### AIM OF THE EXERCISE
Every line below that mentions the word "Output" should be copied out.

### ENTRIES SUPPLIED
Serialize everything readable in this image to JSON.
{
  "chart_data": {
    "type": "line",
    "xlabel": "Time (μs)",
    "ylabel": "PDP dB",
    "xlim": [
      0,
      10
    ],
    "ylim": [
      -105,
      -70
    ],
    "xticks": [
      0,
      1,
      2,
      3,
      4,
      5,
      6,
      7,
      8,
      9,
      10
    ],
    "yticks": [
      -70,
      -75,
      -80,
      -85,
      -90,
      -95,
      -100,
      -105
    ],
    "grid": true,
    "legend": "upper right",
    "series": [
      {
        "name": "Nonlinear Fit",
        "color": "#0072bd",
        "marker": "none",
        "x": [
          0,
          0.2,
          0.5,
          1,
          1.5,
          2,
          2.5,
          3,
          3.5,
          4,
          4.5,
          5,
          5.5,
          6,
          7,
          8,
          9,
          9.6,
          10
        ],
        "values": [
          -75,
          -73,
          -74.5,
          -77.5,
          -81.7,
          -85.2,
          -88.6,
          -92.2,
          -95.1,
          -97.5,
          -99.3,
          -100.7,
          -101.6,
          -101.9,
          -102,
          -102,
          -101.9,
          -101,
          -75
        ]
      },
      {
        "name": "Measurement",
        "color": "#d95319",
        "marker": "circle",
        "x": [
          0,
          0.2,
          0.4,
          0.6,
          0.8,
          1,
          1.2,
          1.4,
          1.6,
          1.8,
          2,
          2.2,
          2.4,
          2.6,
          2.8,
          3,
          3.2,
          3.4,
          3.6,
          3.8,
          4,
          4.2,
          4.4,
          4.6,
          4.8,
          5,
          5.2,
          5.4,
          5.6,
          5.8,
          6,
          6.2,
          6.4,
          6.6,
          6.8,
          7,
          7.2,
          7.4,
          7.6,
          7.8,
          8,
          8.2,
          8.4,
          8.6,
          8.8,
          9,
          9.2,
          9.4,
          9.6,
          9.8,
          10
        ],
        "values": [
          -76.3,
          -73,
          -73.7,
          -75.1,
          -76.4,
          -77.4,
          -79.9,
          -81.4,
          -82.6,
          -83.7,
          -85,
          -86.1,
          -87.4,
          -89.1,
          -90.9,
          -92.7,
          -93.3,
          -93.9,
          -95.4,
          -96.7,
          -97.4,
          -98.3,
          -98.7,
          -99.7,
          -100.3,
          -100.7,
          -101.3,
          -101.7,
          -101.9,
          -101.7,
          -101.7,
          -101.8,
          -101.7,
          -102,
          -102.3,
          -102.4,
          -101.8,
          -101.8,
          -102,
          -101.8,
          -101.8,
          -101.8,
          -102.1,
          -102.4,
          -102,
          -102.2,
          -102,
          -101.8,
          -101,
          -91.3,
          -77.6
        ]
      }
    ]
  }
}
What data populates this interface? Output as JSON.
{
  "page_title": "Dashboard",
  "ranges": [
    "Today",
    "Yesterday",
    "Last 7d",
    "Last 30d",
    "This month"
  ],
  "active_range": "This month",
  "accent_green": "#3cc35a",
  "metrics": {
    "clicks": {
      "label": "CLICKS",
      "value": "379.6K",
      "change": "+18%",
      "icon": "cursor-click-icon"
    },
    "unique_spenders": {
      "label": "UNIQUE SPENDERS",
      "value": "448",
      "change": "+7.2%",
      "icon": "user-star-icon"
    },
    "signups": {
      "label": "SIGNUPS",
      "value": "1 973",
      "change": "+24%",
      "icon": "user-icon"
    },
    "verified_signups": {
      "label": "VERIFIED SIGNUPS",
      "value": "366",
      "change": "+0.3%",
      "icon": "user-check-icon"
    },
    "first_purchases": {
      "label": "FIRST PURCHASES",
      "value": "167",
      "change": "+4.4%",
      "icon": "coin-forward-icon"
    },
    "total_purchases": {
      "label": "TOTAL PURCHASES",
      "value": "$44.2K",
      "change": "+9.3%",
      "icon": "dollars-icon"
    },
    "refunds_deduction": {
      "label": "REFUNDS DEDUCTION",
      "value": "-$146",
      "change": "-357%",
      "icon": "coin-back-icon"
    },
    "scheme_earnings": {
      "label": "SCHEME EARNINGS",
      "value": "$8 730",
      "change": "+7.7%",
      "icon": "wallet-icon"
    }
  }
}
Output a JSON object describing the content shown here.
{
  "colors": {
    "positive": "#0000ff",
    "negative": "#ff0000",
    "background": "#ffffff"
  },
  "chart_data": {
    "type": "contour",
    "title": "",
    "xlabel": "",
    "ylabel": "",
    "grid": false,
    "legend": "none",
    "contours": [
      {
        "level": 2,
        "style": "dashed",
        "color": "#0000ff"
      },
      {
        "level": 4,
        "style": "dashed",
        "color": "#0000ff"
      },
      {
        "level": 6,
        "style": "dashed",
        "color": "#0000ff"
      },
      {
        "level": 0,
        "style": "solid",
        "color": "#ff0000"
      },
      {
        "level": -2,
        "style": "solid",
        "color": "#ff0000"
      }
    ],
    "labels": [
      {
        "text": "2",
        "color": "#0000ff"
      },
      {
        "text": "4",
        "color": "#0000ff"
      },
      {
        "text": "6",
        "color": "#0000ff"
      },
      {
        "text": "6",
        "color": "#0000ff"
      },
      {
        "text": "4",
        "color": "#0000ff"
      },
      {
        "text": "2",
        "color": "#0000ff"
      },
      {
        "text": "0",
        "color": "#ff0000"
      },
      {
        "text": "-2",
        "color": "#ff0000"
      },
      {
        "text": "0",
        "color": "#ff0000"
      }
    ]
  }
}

### WORKED ANSWER
What data populates this interface? Output as JSON.
Output a JSON object describing the content shown here.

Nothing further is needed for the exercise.